Entries supplied:

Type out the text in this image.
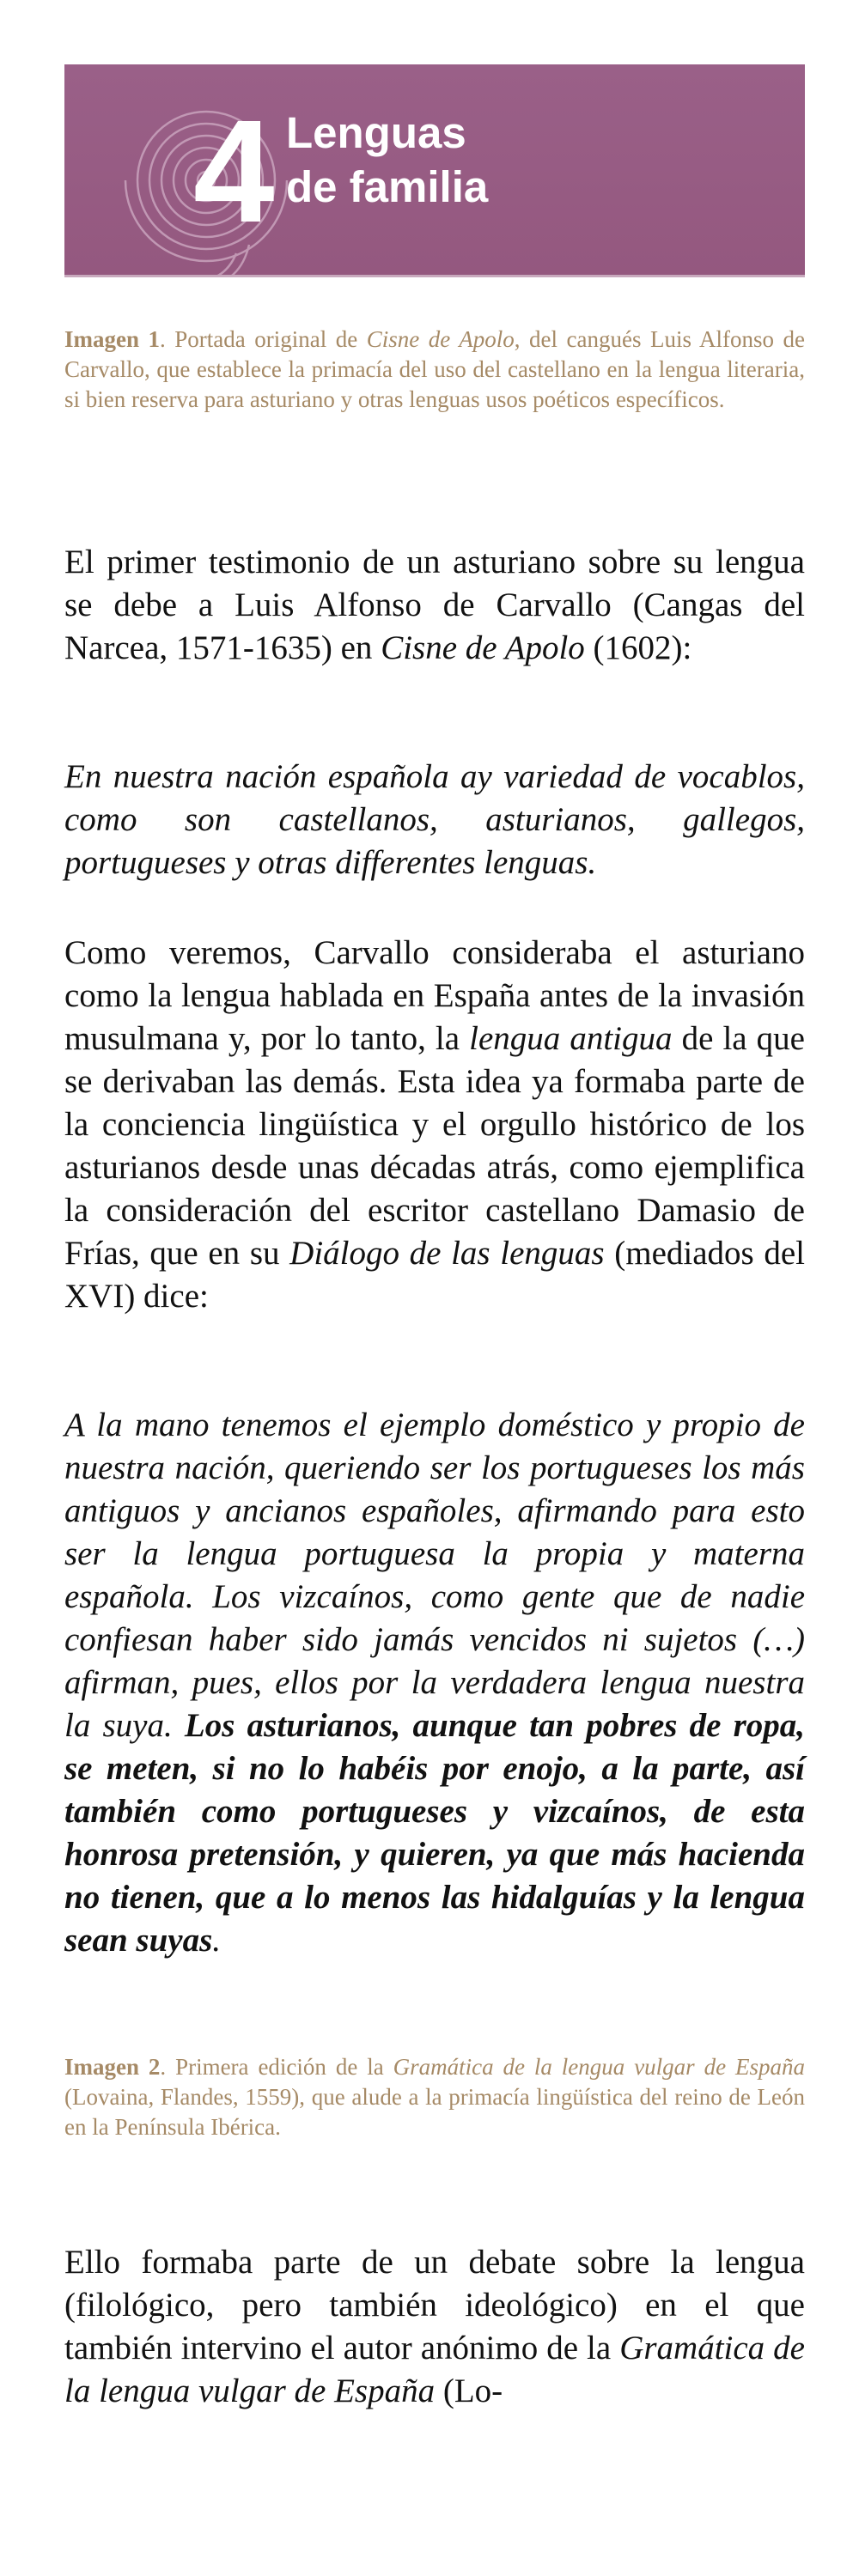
4 Lenguas
de familia
Imagen 1. Portada original de Cisne de Apolo, del cangués Luis Alfonso de Carvallo, que establece la primacía del uso del castellano en la lengua literaria, si bien reserva para asturiano y otras lenguas usos poéticos específicos.
El primer testimonio de un asturiano sobre su lengua se debe a Luis Alfonso de Carvallo (Cangas del Narcea, 1571-1635) en Cisne de Apolo (1602):
En nuestra nación española ay variedad de vocablos, como son castellanos, asturianos, gallegos, portugueses y otras differentes lenguas.
Como veremos, Carvallo consideraba el asturiano como la lengua hablada en España antes de la invasión musulmana y, por lo tanto, la lengua antigua de la que se derivaban las demás. Esta idea ya formaba parte de la conciencia lingüística y el orgullo histórico de los asturianos desde unas décadas atrás, como ejemplifica la consideración del escritor castellano Damasio de Frías, que en su Diálogo de las lenguas (mediados del XVI) dice:
A la mano tenemos el ejemplo doméstico y propio de nuestra nación, queriendo ser los portugueses los más antiguos y ancianos españoles, afirmando para esto ser la lengua portuguesa la propia y materna española. Los vizcaínos, como gente que de nadie confiesan haber sido jamás vencidos ni sujetos (…) afirman, pues, ellos por la verdadera lengua nuestra la suya. Los asturianos, aunque tan pobres de ropa, se meten, si no lo habéis por enojo, a la parte, así también como portugueses y vizcaínos, de esta honrosa pretensión, y quieren, ya que más hacienda no tienen, que a lo menos las hidalguías y la lengua sean suyas.
Imagen 2. Primera edición de la Gramática de la lengua vulgar de España (Lovaina, Flandes, 1559), que alude a la primacía lingüística del reino de León en la Península Ibérica.
Ello formaba parte de un debate sobre la lengua (filológico, pero también ideológico) en el que también intervino el autor anónimo de la Gramática de la lengua vulgar de España (Lo-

Exercise details: Gather each line in the data that holds the string "Apolo".

Written response:
Imagen 1. Portada original de Cisne de Apolo, del cangués Luis Alfonso de Carvallo, que establece la primacía del uso del castellano en la lengua literaria, si bien reserva para asturiano y otras lenguas usos poéticos específicos.
El primer testimonio de un asturiano sobre su lengua se debe a Luis Alfonso de Carvallo (Cangas del Narcea, 1571-1635) en Cisne de Apolo (1602):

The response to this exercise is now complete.